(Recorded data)
——

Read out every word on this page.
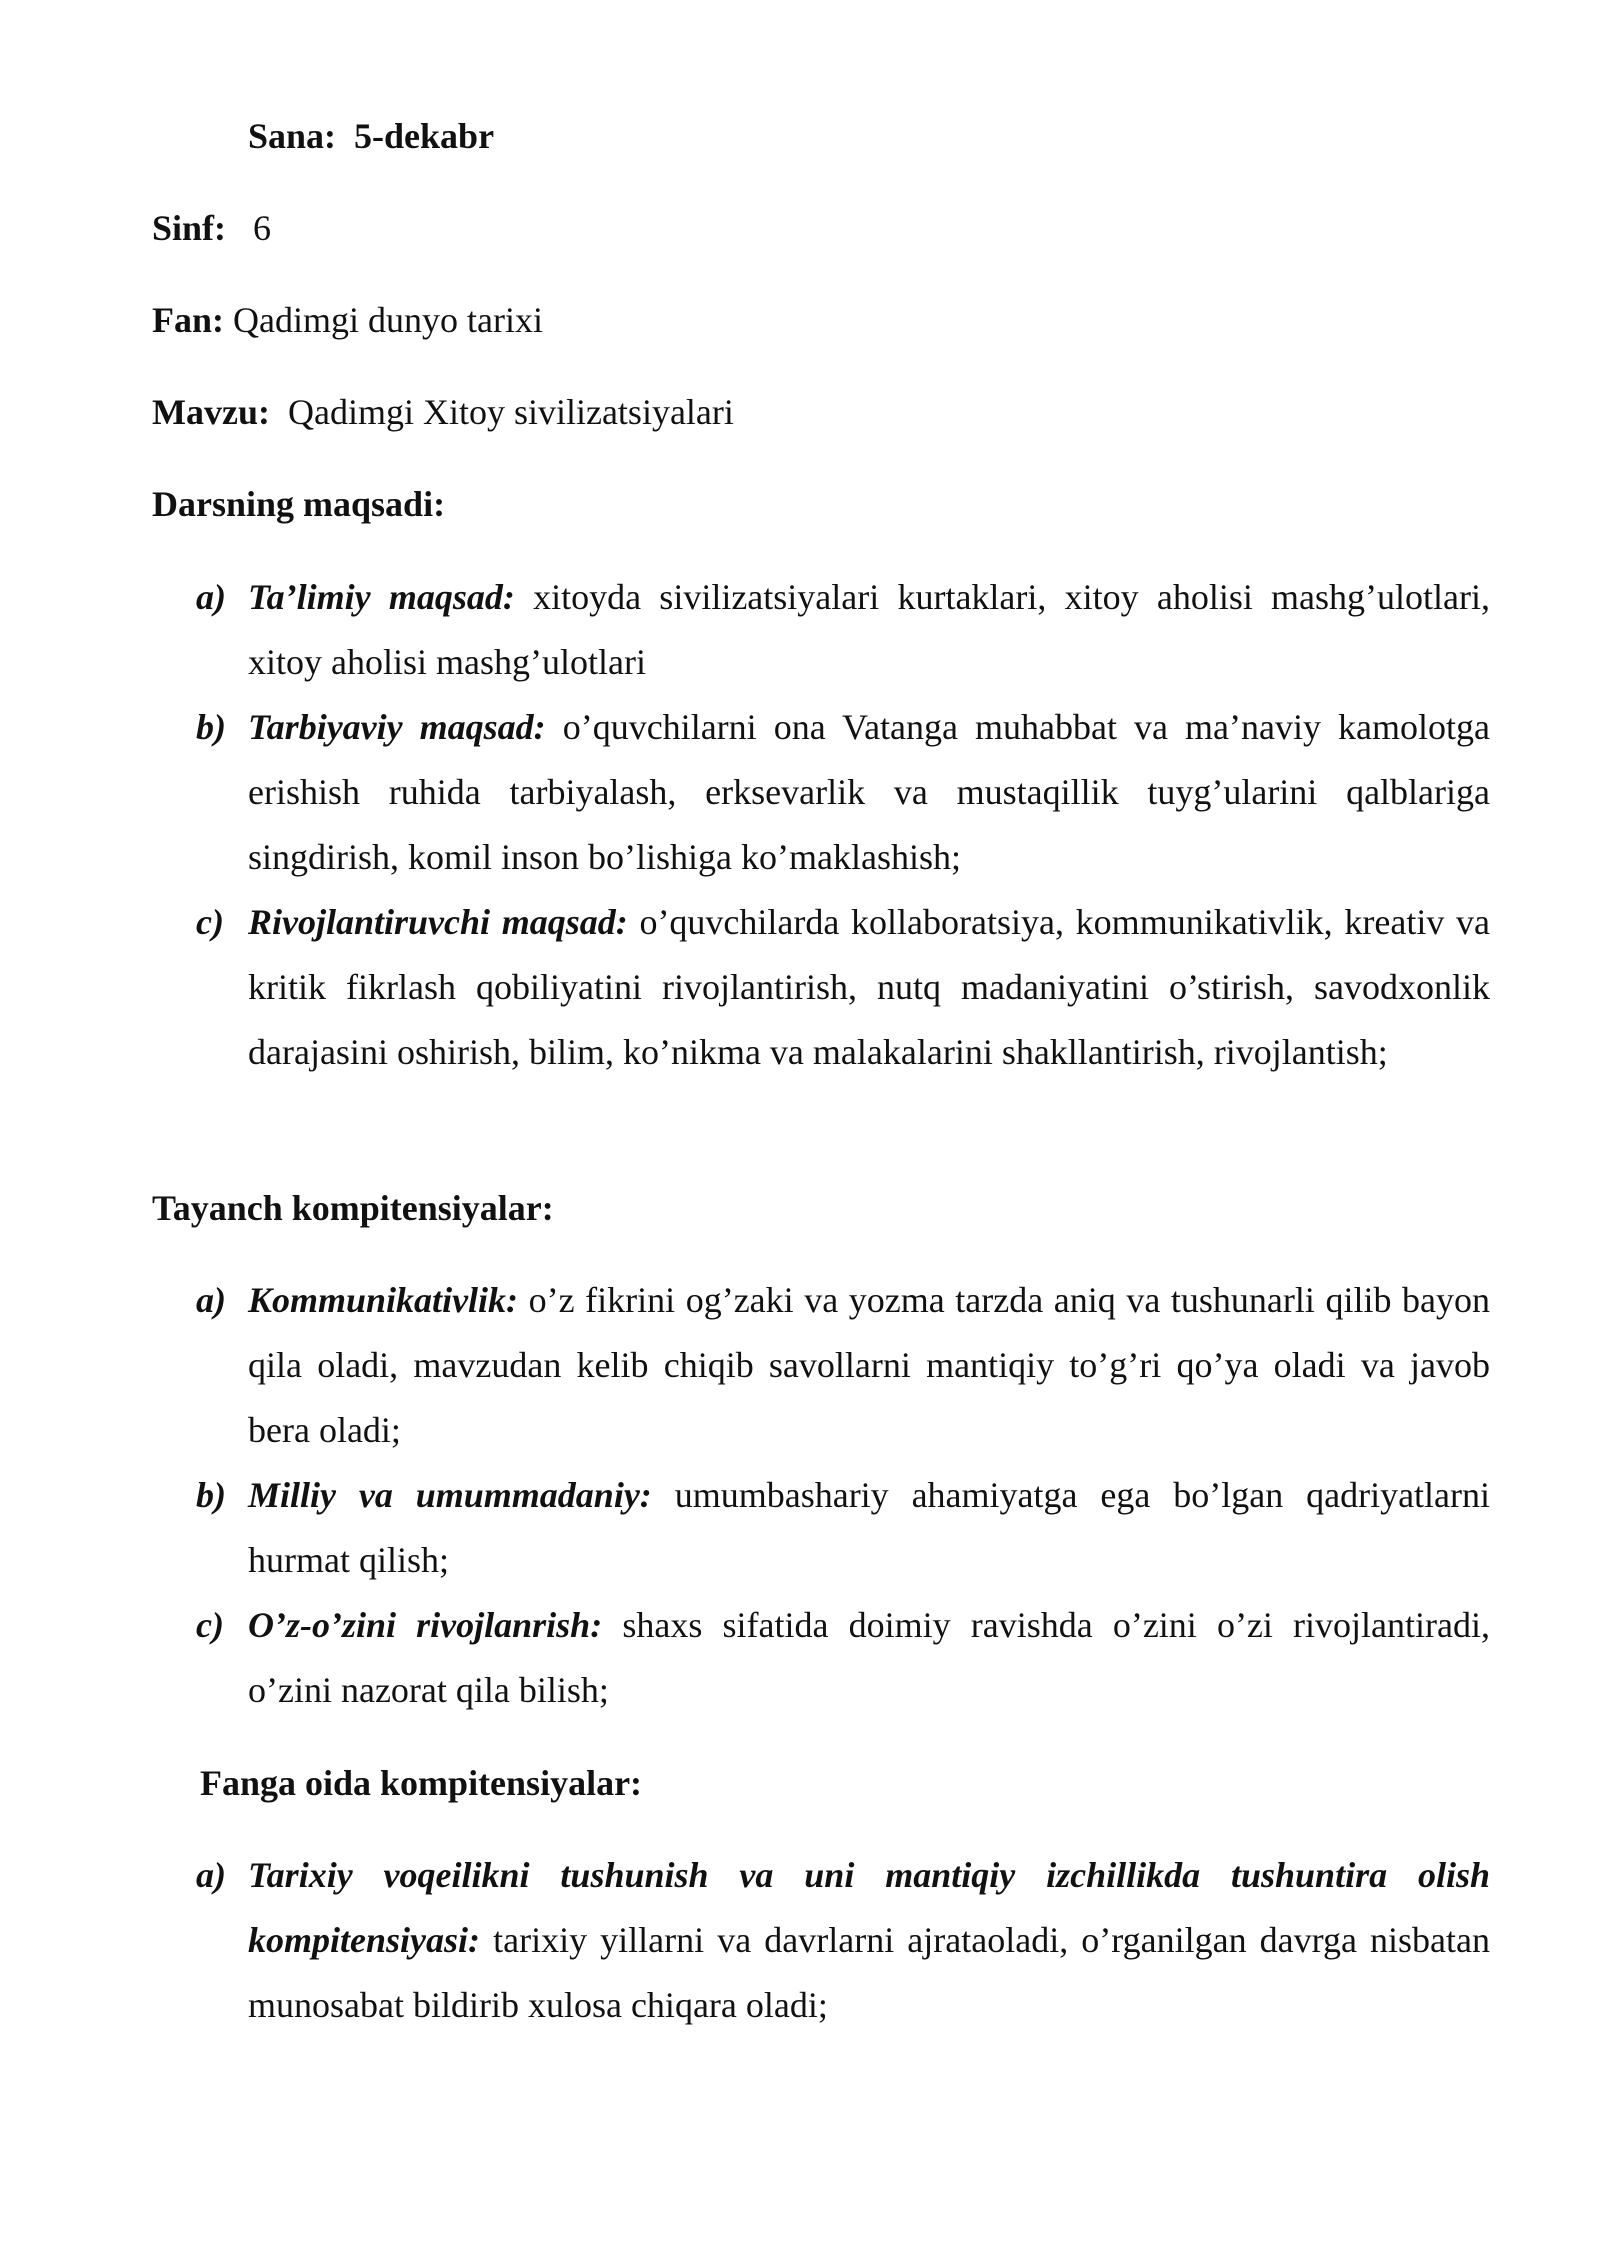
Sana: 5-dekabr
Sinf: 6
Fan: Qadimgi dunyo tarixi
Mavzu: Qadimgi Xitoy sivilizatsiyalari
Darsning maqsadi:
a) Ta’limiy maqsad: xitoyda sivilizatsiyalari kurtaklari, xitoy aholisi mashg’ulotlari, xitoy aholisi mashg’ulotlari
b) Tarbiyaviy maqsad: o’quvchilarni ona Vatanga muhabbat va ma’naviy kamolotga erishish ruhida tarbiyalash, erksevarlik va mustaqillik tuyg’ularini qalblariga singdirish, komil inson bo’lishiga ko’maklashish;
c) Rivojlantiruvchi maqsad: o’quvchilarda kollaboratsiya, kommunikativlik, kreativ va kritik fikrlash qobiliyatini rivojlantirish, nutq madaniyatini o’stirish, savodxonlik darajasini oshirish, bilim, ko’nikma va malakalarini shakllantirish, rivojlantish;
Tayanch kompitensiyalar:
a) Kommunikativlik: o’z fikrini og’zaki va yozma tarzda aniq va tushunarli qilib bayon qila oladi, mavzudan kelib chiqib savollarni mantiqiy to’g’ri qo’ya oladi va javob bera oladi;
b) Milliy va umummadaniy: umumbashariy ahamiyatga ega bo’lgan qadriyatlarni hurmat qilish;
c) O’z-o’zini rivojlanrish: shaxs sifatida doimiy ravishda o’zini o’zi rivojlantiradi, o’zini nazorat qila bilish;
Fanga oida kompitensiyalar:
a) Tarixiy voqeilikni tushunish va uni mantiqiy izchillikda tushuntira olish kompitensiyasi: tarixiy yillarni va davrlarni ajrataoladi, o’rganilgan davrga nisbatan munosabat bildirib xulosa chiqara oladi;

——

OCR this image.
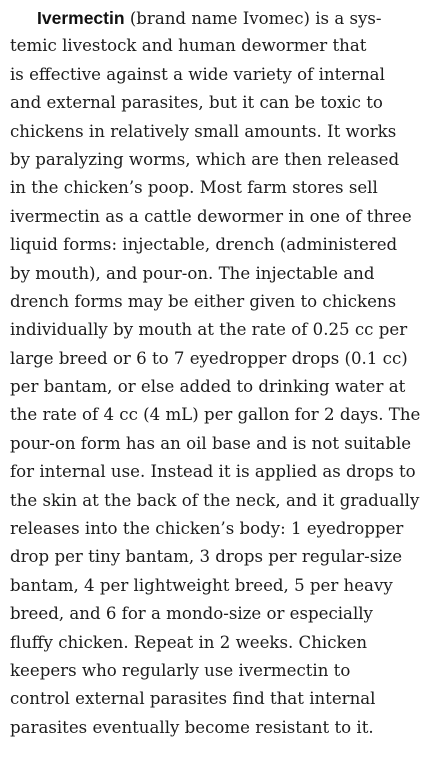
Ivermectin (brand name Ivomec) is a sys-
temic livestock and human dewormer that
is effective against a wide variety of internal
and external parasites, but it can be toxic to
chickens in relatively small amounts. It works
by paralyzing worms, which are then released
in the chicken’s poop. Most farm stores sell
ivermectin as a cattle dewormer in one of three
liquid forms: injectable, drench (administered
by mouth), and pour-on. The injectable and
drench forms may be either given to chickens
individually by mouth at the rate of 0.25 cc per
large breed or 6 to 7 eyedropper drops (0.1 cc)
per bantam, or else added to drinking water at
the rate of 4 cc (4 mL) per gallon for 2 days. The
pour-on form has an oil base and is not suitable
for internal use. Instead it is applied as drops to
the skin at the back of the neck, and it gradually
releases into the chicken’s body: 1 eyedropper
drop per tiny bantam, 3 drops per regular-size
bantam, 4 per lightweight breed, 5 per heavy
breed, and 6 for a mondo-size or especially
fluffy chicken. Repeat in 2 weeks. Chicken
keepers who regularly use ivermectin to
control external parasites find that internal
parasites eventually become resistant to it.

——

### [What the task asks]
Count all lines of the data that include "sivilizatsiyalari". The answer is the number alone.

### [In response]
2